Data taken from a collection
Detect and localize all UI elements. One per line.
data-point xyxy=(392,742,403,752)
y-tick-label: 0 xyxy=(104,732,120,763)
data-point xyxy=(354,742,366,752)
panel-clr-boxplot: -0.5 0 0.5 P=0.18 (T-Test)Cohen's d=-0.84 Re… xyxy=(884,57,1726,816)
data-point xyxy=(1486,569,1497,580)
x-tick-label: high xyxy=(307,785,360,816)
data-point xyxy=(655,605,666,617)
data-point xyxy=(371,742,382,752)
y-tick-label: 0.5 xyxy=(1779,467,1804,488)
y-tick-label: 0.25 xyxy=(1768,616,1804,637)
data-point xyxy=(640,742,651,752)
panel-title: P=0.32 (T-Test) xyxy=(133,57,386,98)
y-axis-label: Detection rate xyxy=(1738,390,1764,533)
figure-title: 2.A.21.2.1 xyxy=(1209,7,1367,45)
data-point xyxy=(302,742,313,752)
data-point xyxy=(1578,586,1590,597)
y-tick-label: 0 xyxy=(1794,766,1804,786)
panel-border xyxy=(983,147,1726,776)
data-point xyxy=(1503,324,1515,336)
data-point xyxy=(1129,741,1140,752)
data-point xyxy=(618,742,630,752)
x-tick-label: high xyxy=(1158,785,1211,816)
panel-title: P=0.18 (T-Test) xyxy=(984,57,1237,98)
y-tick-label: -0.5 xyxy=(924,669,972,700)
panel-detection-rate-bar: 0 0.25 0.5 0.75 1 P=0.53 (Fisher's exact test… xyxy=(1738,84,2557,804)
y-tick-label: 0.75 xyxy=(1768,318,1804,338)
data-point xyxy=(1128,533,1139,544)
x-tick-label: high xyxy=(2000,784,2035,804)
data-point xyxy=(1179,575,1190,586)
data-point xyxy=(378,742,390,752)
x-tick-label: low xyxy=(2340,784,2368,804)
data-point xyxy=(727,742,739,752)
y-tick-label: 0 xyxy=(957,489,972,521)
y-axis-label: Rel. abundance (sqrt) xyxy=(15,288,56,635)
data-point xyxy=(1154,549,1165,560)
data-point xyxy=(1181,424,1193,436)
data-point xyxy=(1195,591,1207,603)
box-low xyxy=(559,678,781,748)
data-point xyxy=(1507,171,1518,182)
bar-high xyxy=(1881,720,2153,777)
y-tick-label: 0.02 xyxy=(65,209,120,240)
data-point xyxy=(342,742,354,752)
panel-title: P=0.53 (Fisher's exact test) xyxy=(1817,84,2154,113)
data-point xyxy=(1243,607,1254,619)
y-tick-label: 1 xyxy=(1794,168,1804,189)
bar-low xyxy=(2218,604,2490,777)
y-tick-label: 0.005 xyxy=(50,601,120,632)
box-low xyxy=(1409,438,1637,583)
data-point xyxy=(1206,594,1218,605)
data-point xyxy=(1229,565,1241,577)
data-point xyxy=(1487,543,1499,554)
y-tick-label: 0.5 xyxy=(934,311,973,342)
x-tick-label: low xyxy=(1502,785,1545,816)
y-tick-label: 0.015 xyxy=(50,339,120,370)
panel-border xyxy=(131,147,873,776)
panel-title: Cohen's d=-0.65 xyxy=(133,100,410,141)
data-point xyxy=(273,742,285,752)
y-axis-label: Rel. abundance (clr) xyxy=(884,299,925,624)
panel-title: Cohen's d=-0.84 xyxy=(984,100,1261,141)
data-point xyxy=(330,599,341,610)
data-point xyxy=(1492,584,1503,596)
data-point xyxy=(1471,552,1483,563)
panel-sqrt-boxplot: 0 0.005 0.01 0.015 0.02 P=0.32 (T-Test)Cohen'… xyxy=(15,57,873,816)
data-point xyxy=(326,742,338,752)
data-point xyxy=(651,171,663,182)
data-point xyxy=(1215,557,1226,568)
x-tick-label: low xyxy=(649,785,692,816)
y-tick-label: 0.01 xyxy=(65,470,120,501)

Do this
Reproduce the lines of the records from the very first line through the line containing "data-point xyxy=(1486,569,1497,580)", including both.

Final result
Detect and localize all UI elements. One per line.
data-point xyxy=(392,742,403,752)
y-tick-label: 0 xyxy=(104,732,120,763)
data-point xyxy=(354,742,366,752)
panel-clr-boxplot: -0.5 0 0.5 P=0.18 (T-Test)Cohen's d=-0.84 Re… xyxy=(884,57,1726,816)
data-point xyxy=(1486,569,1497,580)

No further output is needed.